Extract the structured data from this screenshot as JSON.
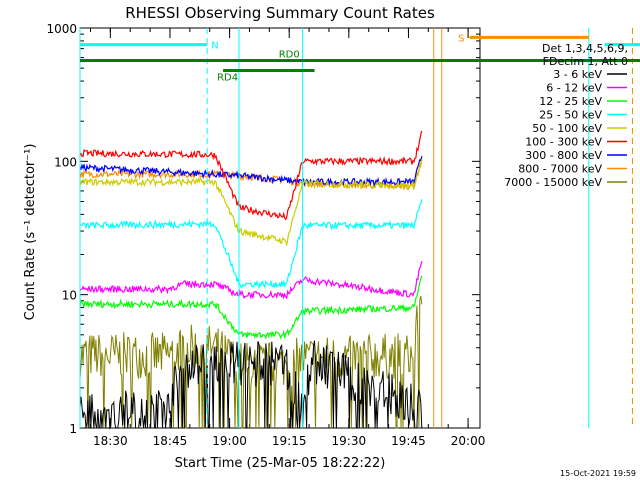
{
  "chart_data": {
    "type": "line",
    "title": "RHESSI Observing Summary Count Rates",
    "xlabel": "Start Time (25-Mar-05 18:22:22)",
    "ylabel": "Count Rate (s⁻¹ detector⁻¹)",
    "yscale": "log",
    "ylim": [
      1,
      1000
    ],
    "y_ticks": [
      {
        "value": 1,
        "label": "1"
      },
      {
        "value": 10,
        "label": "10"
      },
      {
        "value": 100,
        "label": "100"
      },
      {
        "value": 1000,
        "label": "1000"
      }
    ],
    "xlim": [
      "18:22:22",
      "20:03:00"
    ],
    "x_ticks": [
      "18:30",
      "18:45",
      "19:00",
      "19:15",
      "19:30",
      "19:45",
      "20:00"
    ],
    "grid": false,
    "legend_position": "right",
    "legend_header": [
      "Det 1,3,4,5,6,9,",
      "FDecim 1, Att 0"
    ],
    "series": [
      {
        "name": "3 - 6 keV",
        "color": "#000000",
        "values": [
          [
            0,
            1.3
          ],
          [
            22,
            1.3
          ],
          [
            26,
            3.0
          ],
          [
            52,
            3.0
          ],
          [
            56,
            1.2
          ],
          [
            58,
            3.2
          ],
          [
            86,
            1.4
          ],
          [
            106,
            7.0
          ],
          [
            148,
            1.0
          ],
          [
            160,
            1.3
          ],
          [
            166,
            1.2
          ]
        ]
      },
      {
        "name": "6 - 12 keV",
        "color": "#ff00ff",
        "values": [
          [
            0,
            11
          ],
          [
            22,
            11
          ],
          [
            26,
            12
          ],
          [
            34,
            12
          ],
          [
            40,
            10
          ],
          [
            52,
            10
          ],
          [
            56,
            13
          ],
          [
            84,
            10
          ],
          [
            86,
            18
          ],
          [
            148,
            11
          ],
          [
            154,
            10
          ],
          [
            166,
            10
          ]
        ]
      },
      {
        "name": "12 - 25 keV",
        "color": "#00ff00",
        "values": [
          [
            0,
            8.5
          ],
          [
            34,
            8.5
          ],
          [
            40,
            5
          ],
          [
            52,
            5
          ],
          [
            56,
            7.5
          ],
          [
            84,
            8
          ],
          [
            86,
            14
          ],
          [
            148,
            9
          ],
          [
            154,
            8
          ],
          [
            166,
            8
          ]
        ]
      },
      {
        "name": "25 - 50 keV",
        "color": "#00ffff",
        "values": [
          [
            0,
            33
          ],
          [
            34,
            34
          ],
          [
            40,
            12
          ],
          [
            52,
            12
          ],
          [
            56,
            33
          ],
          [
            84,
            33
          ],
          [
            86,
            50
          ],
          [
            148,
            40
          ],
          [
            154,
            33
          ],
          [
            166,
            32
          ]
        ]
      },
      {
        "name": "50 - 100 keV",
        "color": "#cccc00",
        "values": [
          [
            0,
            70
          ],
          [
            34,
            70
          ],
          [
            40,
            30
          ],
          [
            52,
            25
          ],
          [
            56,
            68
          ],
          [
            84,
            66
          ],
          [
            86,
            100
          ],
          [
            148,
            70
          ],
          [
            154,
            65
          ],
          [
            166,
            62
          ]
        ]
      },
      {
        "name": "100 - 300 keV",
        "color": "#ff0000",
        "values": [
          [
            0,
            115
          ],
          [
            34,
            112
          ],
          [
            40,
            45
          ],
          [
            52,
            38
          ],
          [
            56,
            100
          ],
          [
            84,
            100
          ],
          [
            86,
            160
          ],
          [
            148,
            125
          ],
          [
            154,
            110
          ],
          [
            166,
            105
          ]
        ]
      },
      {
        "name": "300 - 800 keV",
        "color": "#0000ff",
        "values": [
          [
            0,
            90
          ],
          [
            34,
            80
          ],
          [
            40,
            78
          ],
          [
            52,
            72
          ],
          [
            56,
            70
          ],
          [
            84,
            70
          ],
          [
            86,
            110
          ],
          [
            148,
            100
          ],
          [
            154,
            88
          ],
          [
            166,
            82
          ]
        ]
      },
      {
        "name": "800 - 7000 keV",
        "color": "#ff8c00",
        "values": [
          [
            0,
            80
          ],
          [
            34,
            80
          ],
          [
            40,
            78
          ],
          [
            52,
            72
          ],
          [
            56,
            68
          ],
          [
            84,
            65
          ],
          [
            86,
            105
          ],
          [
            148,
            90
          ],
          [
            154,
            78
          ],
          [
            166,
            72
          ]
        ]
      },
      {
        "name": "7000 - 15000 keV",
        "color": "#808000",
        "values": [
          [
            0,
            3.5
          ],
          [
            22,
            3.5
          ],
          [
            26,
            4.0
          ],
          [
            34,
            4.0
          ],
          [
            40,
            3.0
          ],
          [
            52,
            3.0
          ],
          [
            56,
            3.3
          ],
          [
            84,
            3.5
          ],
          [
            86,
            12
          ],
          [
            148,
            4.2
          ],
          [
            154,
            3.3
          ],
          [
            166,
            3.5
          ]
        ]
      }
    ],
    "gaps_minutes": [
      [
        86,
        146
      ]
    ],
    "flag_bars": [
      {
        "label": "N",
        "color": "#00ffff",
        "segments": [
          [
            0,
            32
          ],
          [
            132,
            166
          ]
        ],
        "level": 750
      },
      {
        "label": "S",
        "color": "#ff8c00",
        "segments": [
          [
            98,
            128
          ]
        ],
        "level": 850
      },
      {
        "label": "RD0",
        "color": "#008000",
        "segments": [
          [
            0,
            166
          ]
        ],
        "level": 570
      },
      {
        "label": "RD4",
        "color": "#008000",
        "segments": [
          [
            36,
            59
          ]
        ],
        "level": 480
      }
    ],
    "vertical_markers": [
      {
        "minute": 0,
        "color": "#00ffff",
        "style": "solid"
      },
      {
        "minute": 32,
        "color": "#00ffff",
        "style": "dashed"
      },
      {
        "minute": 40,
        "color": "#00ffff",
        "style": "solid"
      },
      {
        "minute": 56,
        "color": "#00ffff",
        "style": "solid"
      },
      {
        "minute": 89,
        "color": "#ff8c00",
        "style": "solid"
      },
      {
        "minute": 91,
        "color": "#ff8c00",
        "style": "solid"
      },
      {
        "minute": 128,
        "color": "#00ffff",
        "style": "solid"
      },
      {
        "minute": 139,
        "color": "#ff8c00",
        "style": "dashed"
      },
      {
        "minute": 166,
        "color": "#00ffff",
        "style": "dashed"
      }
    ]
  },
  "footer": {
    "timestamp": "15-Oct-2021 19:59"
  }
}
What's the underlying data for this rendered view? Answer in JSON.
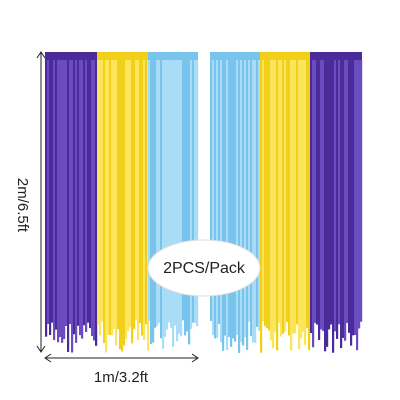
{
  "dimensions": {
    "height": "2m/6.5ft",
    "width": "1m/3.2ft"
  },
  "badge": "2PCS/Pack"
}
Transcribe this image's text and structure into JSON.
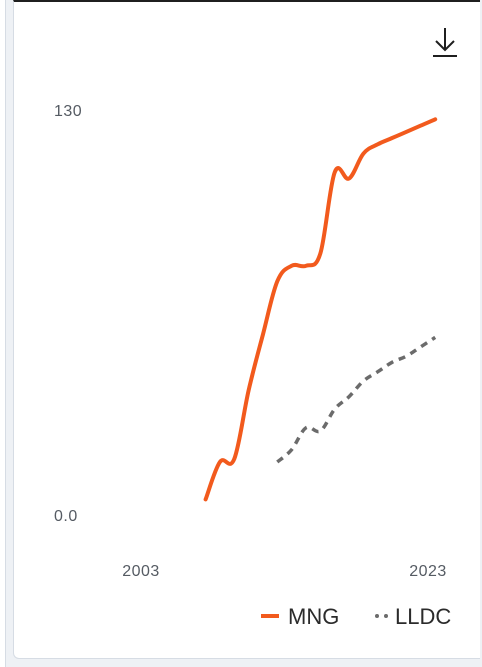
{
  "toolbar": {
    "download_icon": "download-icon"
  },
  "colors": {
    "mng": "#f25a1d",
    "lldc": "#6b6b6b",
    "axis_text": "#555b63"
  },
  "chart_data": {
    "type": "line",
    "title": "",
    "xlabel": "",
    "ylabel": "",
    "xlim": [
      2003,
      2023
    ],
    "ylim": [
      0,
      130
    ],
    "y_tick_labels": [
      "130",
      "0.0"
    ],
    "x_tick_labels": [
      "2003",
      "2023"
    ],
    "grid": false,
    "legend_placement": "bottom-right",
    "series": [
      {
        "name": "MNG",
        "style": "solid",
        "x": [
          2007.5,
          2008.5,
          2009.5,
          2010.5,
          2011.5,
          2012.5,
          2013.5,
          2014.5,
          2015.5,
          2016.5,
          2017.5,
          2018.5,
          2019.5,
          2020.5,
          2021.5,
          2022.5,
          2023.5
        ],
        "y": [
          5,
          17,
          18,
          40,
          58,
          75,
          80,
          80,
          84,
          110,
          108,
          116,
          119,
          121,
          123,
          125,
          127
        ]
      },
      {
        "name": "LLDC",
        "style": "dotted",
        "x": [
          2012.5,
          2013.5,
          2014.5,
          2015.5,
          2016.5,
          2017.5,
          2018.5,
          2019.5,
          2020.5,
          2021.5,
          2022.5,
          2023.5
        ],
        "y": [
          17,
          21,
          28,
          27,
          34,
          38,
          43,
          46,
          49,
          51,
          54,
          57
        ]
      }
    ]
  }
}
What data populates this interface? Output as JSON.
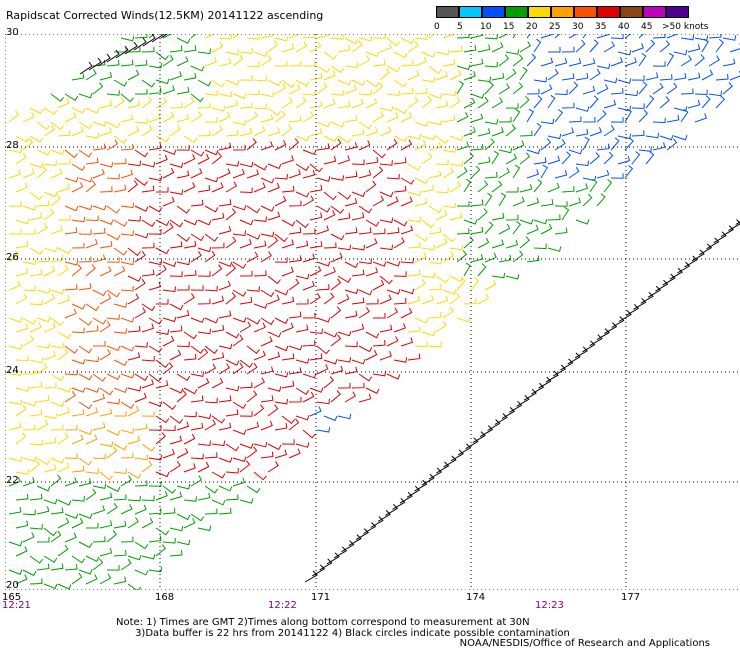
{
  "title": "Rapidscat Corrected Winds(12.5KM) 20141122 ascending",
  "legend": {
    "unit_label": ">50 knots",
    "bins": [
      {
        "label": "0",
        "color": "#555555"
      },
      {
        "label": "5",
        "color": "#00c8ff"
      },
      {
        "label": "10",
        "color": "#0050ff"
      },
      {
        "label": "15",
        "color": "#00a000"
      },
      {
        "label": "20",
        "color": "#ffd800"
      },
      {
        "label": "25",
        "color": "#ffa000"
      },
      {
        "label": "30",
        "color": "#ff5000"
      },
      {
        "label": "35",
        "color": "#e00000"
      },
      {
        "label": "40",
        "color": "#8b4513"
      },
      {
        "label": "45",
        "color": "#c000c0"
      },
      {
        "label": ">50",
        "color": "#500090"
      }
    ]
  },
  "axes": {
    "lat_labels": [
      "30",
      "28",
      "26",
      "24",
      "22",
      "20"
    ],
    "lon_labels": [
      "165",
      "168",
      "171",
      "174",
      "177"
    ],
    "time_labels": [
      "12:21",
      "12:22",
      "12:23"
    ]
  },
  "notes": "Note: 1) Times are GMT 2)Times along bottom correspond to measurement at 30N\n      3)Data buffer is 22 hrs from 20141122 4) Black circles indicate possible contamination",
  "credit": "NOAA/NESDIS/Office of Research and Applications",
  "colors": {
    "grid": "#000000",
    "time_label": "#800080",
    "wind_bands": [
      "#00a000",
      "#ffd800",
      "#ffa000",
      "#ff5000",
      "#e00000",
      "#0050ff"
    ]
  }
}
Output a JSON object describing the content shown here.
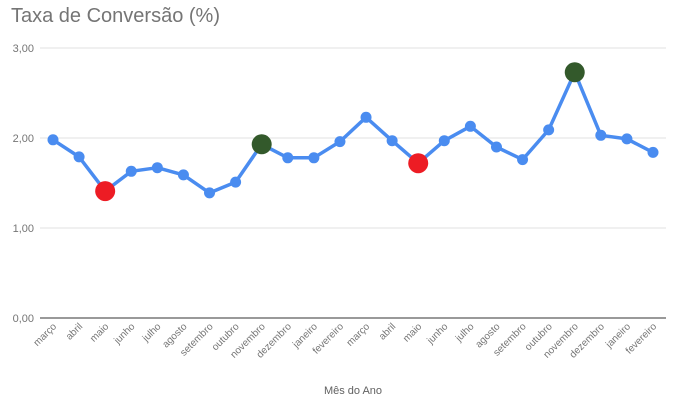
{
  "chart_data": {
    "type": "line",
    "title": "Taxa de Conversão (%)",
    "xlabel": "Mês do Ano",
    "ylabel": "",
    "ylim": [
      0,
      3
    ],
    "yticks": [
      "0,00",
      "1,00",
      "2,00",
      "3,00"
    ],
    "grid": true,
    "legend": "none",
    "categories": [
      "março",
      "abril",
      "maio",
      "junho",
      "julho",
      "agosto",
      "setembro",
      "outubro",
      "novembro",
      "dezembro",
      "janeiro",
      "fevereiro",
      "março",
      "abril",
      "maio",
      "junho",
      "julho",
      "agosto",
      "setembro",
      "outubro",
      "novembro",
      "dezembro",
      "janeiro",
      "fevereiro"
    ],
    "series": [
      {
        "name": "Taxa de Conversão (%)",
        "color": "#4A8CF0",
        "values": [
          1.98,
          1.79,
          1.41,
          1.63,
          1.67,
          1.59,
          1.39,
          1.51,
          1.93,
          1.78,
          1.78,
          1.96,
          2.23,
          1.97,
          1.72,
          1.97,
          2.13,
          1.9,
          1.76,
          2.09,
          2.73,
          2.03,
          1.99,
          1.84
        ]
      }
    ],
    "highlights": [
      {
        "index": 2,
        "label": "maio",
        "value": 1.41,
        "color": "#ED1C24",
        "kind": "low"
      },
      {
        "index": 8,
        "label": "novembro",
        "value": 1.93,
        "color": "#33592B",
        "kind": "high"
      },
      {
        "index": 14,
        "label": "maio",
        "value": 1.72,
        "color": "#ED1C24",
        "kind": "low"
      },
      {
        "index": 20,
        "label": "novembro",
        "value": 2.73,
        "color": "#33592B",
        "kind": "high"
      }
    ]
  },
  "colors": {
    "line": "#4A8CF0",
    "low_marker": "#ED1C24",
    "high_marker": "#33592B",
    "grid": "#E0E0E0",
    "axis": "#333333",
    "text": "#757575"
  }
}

◆ ◆ ◆ ◆

What is expected
Each line in the listing above that contains "grid" should be copied.

Solution to this problem
    "grid": false,
    "grid": false,
    "grid": "#000000",
    "grid": true,
    "grid": "#E0E0E0",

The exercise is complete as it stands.